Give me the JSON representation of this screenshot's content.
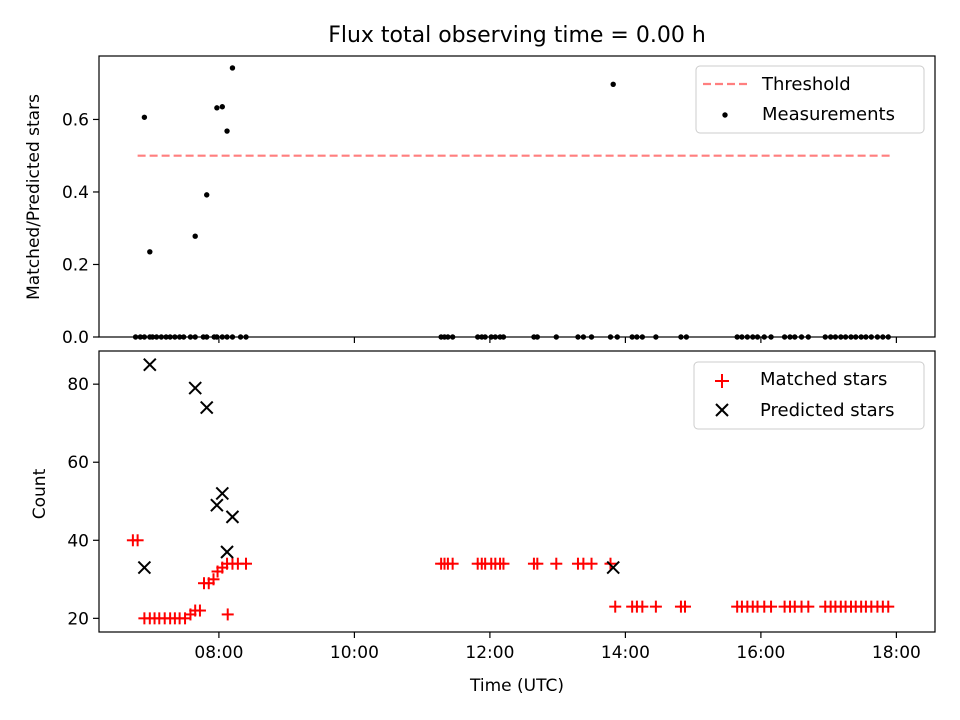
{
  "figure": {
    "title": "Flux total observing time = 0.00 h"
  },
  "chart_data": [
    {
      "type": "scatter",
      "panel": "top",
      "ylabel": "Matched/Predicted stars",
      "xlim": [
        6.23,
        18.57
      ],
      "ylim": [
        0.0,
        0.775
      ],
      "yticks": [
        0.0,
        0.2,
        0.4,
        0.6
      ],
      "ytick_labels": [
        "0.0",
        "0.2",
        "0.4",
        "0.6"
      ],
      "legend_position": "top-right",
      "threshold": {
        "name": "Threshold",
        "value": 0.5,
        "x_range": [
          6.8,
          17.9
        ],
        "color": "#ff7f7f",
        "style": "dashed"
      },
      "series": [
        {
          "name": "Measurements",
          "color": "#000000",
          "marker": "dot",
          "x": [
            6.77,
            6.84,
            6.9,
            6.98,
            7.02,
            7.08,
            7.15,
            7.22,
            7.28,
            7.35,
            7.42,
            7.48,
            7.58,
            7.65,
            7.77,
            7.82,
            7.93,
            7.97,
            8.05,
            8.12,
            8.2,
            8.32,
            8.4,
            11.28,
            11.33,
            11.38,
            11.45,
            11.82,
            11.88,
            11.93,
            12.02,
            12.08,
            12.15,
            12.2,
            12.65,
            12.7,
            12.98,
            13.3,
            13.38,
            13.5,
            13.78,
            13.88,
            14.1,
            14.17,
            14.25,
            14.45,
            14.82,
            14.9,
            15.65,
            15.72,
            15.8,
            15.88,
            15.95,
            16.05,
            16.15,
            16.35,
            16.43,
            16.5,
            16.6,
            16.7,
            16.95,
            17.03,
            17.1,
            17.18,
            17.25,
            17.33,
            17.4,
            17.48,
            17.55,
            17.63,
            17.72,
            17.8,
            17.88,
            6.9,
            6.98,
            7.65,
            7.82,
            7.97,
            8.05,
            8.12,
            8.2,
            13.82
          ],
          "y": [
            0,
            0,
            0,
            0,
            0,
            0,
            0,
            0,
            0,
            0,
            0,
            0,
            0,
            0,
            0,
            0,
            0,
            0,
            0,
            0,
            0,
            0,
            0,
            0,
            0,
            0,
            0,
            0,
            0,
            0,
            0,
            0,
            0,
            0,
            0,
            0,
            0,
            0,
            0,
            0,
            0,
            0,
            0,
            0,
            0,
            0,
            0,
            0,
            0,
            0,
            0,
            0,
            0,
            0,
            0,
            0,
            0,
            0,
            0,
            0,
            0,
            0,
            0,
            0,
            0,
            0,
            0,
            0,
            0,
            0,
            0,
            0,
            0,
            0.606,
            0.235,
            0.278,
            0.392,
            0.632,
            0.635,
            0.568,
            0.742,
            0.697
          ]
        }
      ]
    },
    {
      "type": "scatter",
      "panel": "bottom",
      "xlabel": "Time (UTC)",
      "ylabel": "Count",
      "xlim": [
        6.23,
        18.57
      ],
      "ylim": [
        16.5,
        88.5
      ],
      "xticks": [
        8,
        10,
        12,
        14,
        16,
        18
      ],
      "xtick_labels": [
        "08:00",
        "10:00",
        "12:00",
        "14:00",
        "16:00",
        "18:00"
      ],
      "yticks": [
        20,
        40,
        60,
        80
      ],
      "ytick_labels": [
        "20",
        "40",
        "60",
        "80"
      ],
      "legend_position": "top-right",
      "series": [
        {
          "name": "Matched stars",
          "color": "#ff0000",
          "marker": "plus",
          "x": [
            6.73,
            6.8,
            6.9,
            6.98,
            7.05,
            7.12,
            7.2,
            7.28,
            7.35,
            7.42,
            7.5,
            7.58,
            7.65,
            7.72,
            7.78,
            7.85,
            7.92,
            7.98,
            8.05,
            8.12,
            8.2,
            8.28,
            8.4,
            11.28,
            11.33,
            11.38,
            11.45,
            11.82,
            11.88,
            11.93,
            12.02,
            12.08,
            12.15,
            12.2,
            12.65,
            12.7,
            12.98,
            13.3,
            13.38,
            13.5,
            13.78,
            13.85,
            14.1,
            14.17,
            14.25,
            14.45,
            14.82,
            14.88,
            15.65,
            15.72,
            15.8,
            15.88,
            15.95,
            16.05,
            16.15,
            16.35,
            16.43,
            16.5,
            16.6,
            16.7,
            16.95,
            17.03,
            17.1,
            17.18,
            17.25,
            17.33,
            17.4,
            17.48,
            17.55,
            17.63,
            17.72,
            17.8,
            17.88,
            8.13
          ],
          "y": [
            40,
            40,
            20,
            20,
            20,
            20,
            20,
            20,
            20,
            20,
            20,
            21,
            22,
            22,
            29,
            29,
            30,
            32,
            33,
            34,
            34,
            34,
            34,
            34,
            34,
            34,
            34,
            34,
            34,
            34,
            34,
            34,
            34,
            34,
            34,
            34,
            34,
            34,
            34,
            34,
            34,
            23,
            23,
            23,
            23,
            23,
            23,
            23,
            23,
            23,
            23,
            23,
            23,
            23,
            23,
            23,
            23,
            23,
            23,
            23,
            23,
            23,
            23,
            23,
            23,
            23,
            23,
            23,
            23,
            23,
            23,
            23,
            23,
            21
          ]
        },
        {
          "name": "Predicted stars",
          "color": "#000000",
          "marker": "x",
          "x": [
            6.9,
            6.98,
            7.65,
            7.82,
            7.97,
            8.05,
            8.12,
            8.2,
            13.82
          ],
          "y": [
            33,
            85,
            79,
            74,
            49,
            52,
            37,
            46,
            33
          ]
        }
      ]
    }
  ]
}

:::::

- _DESCRIPTION OF THE TASK_
Set down all the entries exactly as they appear, but skip any pictures.

- _FULL ANSWER_
Give me the JSON representation of this screenshot's content.
{
  "figure": {
    "title": "Flux total observing time = 0.00 h"
  },
  "chart_data": [
    {
      "type": "scatter",
      "panel": "top",
      "ylabel": "Matched/Predicted stars",
      "xlim": [
        6.23,
        18.57
      ],
      "ylim": [
        0.0,
        0.775
      ],
      "yticks": [
        0.0,
        0.2,
        0.4,
        0.6
      ],
      "ytick_labels": [
        "0.0",
        "0.2",
        "0.4",
        "0.6"
      ],
      "legend_position": "top-right",
      "threshold": {
        "name": "Threshold",
        "value": 0.5,
        "x_range": [
          6.8,
          17.9
        ],
        "color": "#ff7f7f",
        "style": "dashed"
      },
      "series": [
        {
          "name": "Measurements",
          "color": "#000000",
          "marker": "dot",
          "x": [
            6.77,
            6.84,
            6.9,
            6.98,
            7.02,
            7.08,
            7.15,
            7.22,
            7.28,
            7.35,
            7.42,
            7.48,
            7.58,
            7.65,
            7.77,
            7.82,
            7.93,
            7.97,
            8.05,
            8.12,
            8.2,
            8.32,
            8.4,
            11.28,
            11.33,
            11.38,
            11.45,
            11.82,
            11.88,
            11.93,
            12.02,
            12.08,
            12.15,
            12.2,
            12.65,
            12.7,
            12.98,
            13.3,
            13.38,
            13.5,
            13.78,
            13.88,
            14.1,
            14.17,
            14.25,
            14.45,
            14.82,
            14.9,
            15.65,
            15.72,
            15.8,
            15.88,
            15.95,
            16.05,
            16.15,
            16.35,
            16.43,
            16.5,
            16.6,
            16.7,
            16.95,
            17.03,
            17.1,
            17.18,
            17.25,
            17.33,
            17.4,
            17.48,
            17.55,
            17.63,
            17.72,
            17.8,
            17.88,
            6.9,
            6.98,
            7.65,
            7.82,
            7.97,
            8.05,
            8.12,
            8.2,
            13.82
          ],
          "y": [
            0,
            0,
            0,
            0,
            0,
            0,
            0,
            0,
            0,
            0,
            0,
            0,
            0,
            0,
            0,
            0,
            0,
            0,
            0,
            0,
            0,
            0,
            0,
            0,
            0,
            0,
            0,
            0,
            0,
            0,
            0,
            0,
            0,
            0,
            0,
            0,
            0,
            0,
            0,
            0,
            0,
            0,
            0,
            0,
            0,
            0,
            0,
            0,
            0,
            0,
            0,
            0,
            0,
            0,
            0,
            0,
            0,
            0,
            0,
            0,
            0,
            0,
            0,
            0,
            0,
            0,
            0,
            0,
            0,
            0,
            0,
            0,
            0,
            0.606,
            0.235,
            0.278,
            0.392,
            0.632,
            0.635,
            0.568,
            0.742,
            0.697
          ]
        }
      ]
    },
    {
      "type": "scatter",
      "panel": "bottom",
      "xlabel": "Time (UTC)",
      "ylabel": "Count",
      "xlim": [
        6.23,
        18.57
      ],
      "ylim": [
        16.5,
        88.5
      ],
      "xticks": [
        8,
        10,
        12,
        14,
        16,
        18
      ],
      "xtick_labels": [
        "08:00",
        "10:00",
        "12:00",
        "14:00",
        "16:00",
        "18:00"
      ],
      "yticks": [
        20,
        40,
        60,
        80
      ],
      "ytick_labels": [
        "20",
        "40",
        "60",
        "80"
      ],
      "legend_position": "top-right",
      "series": [
        {
          "name": "Matched stars",
          "color": "#ff0000",
          "marker": "plus",
          "x": [
            6.73,
            6.8,
            6.9,
            6.98,
            7.05,
            7.12,
            7.2,
            7.28,
            7.35,
            7.42,
            7.5,
            7.58,
            7.65,
            7.72,
            7.78,
            7.85,
            7.92,
            7.98,
            8.05,
            8.12,
            8.2,
            8.28,
            8.4,
            11.28,
            11.33,
            11.38,
            11.45,
            11.82,
            11.88,
            11.93,
            12.02,
            12.08,
            12.15,
            12.2,
            12.65,
            12.7,
            12.98,
            13.3,
            13.38,
            13.5,
            13.78,
            13.85,
            14.1,
            14.17,
            14.25,
            14.45,
            14.82,
            14.88,
            15.65,
            15.72,
            15.8,
            15.88,
            15.95,
            16.05,
            16.15,
            16.35,
            16.43,
            16.5,
            16.6,
            16.7,
            16.95,
            17.03,
            17.1,
            17.18,
            17.25,
            17.33,
            17.4,
            17.48,
            17.55,
            17.63,
            17.72,
            17.8,
            17.88,
            8.13
          ],
          "y": [
            40,
            40,
            20,
            20,
            20,
            20,
            20,
            20,
            20,
            20,
            20,
            21,
            22,
            22,
            29,
            29,
            30,
            32,
            33,
            34,
            34,
            34,
            34,
            34,
            34,
            34,
            34,
            34,
            34,
            34,
            34,
            34,
            34,
            34,
            34,
            34,
            34,
            34,
            34,
            34,
            34,
            23,
            23,
            23,
            23,
            23,
            23,
            23,
            23,
            23,
            23,
            23,
            23,
            23,
            23,
            23,
            23,
            23,
            23,
            23,
            23,
            23,
            23,
            23,
            23,
            23,
            23,
            23,
            23,
            23,
            23,
            23,
            23,
            21
          ]
        },
        {
          "name": "Predicted stars",
          "color": "#000000",
          "marker": "x",
          "x": [
            6.9,
            6.98,
            7.65,
            7.82,
            7.97,
            8.05,
            8.12,
            8.2,
            13.82
          ],
          "y": [
            33,
            85,
            79,
            74,
            49,
            52,
            37,
            46,
            33
          ]
        }
      ]
    }
  ]
}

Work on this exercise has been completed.